**Collected data**
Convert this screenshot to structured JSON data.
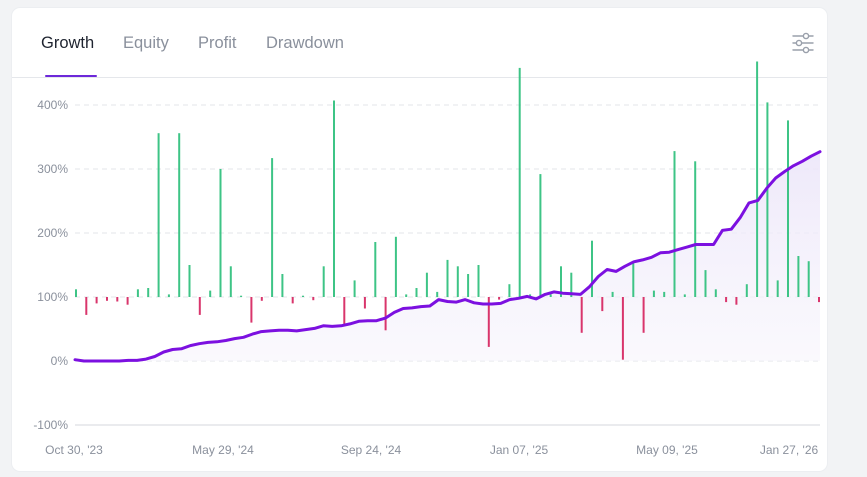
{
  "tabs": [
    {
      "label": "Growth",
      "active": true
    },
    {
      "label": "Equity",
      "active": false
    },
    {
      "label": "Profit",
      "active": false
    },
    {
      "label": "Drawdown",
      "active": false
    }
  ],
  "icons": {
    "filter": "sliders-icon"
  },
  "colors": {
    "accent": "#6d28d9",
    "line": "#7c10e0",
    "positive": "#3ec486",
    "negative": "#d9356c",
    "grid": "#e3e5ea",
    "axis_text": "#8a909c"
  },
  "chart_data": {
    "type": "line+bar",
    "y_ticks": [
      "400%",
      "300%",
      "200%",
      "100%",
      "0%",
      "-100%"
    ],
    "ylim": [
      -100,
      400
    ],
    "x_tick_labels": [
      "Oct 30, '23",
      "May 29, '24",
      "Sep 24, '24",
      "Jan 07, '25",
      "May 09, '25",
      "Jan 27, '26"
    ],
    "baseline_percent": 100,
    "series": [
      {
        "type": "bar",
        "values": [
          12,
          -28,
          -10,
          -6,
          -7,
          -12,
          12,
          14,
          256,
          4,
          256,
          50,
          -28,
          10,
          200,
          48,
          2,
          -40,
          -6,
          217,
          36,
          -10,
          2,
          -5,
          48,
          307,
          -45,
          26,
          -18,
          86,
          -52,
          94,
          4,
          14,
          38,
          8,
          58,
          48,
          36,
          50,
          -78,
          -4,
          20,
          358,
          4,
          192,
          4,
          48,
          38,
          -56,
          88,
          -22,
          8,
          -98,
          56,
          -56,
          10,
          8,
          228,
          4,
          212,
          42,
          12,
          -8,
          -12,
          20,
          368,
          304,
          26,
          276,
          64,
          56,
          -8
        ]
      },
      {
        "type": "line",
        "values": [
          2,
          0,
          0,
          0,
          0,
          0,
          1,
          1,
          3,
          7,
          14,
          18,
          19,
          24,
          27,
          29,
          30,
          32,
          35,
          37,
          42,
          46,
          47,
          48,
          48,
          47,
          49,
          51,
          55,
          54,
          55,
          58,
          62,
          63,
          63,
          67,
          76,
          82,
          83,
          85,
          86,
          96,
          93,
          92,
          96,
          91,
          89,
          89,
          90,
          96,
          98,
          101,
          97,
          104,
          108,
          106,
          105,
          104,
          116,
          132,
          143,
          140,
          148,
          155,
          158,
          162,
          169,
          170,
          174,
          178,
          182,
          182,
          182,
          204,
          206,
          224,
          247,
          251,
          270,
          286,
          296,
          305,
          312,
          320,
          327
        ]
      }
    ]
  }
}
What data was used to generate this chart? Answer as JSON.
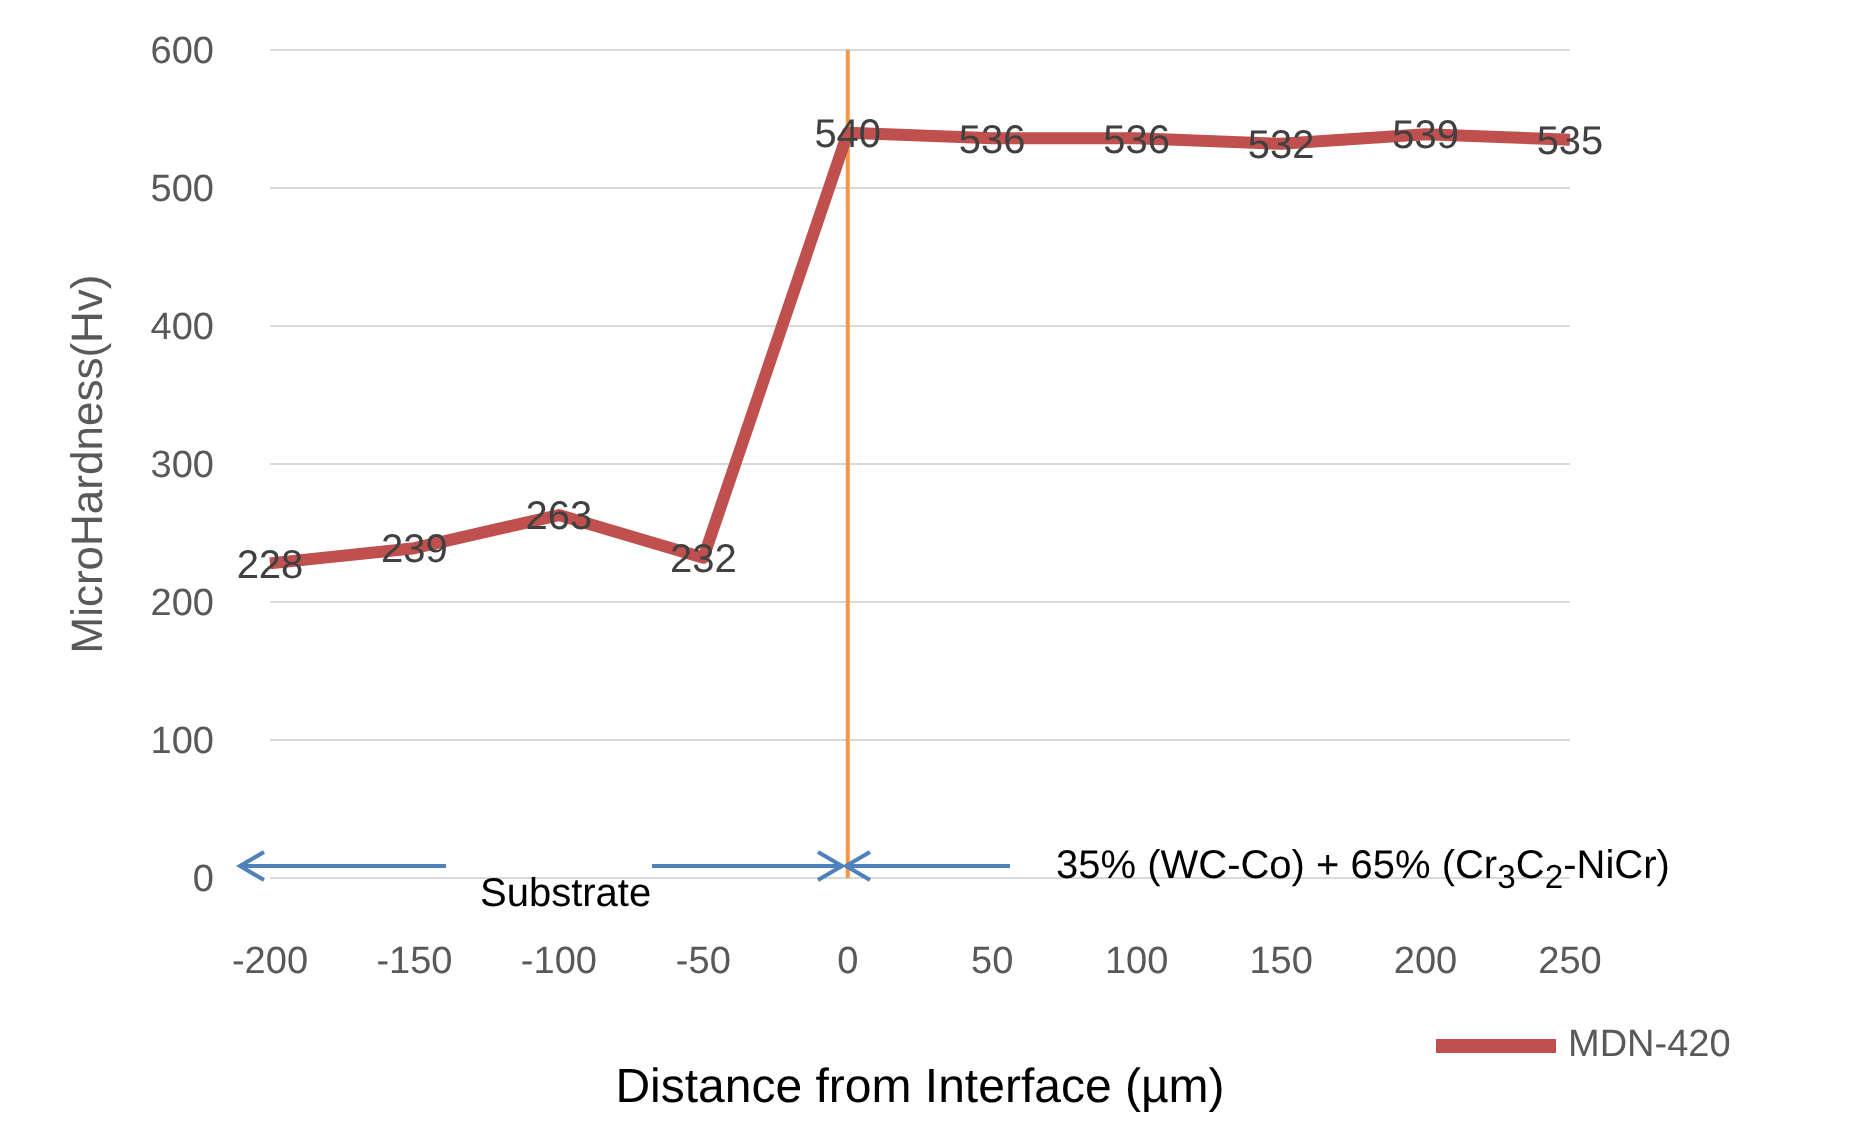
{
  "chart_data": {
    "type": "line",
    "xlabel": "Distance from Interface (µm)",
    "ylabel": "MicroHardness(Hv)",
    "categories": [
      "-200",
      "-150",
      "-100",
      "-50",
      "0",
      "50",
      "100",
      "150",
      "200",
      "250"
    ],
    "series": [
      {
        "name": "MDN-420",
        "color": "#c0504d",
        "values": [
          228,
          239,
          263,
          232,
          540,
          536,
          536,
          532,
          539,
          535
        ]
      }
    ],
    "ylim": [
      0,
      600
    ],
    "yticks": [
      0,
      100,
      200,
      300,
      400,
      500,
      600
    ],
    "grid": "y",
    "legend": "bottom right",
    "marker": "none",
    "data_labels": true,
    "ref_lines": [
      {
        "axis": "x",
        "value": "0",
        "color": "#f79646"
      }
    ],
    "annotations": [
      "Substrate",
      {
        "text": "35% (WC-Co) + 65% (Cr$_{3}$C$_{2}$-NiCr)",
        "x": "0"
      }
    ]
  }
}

**Your instructions**
Write out the records above once more, word for word, with no pictures.

**Exercise answer**
Convert this screenshot to structured JSON data.
{
  "tabs": [
    {
      "label": "Growth",
      "active": true
    },
    {
      "label": "Equity",
      "active": false
    },
    {
      "label": "Profit",
      "active": false
    },
    {
      "label": "Drawdown",
      "active": false
    }
  ],
  "icons": {
    "filter": "sliders-icon"
  },
  "colors": {
    "accent": "#6d28d9",
    "line": "#7c10e0",
    "positive": "#3ec486",
    "negative": "#d9356c",
    "grid": "#e3e5ea",
    "axis_text": "#8a909c"
  },
  "chart_data": {
    "type": "line+bar",
    "y_ticks": [
      "400%",
      "300%",
      "200%",
      "100%",
      "0%",
      "-100%"
    ],
    "ylim": [
      -100,
      400
    ],
    "x_tick_labels": [
      "Oct 30, '23",
      "May 29, '24",
      "Sep 24, '24",
      "Jan 07, '25",
      "May 09, '25",
      "Jan 27, '26"
    ],
    "baseline_percent": 100,
    "series": [
      {
        "type": "bar",
        "values": [
          12,
          -28,
          -10,
          -6,
          -7,
          -12,
          12,
          14,
          256,
          4,
          256,
          50,
          -28,
          10,
          200,
          48,
          2,
          -40,
          -6,
          217,
          36,
          -10,
          2,
          -5,
          48,
          307,
          -45,
          26,
          -18,
          86,
          -52,
          94,
          4,
          14,
          38,
          8,
          58,
          48,
          36,
          50,
          -78,
          -4,
          20,
          358,
          4,
          192,
          4,
          48,
          38,
          -56,
          88,
          -22,
          8,
          -98,
          56,
          -56,
          10,
          8,
          228,
          4,
          212,
          42,
          12,
          -8,
          -12,
          20,
          368,
          304,
          26,
          276,
          64,
          56,
          -8
        ]
      },
      {
        "type": "line",
        "values": [
          2,
          0,
          0,
          0,
          0,
          0,
          1,
          1,
          3,
          7,
          14,
          18,
          19,
          24,
          27,
          29,
          30,
          32,
          35,
          37,
          42,
          46,
          47,
          48,
          48,
          47,
          49,
          51,
          55,
          54,
          55,
          58,
          62,
          63,
          63,
          67,
          76,
          82,
          83,
          85,
          86,
          96,
          93,
          92,
          96,
          91,
          89,
          89,
          90,
          96,
          98,
          101,
          97,
          104,
          108,
          106,
          105,
          104,
          116,
          132,
          143,
          140,
          148,
          155,
          158,
          162,
          169,
          170,
          174,
          178,
          182,
          182,
          182,
          204,
          206,
          224,
          247,
          251,
          270,
          286,
          296,
          305,
          312,
          320,
          327
        ]
      }
    ]
  }
}
What data was used to generate this chart? Answer as JSON.
{
  "chart_data": {
    "type": "line",
    "xlabel": "Distance from Interface (µm)",
    "ylabel": "MicroHardness(Hv)",
    "categories": [
      "-200",
      "-150",
      "-100",
      "-50",
      "0",
      "50",
      "100",
      "150",
      "200",
      "250"
    ],
    "series": [
      {
        "name": "MDN-420",
        "color": "#c0504d",
        "values": [
          228,
          239,
          263,
          232,
          540,
          536,
          536,
          532,
          539,
          535
        ]
      }
    ],
    "ylim": [
      0,
      600
    ],
    "yticks": [
      0,
      100,
      200,
      300,
      400,
      500,
      600
    ],
    "grid": "y",
    "legend": "bottom right",
    "marker": "none",
    "data_labels": true,
    "ref_lines": [
      {
        "axis": "x",
        "value": "0",
        "color": "#f79646"
      }
    ],
    "annotations": [
      "Substrate",
      {
        "text": "35% (WC-Co) + 65% (Cr$_{3}$C$_{2}$-NiCr)",
        "x": "0"
      }
    ]
  }
}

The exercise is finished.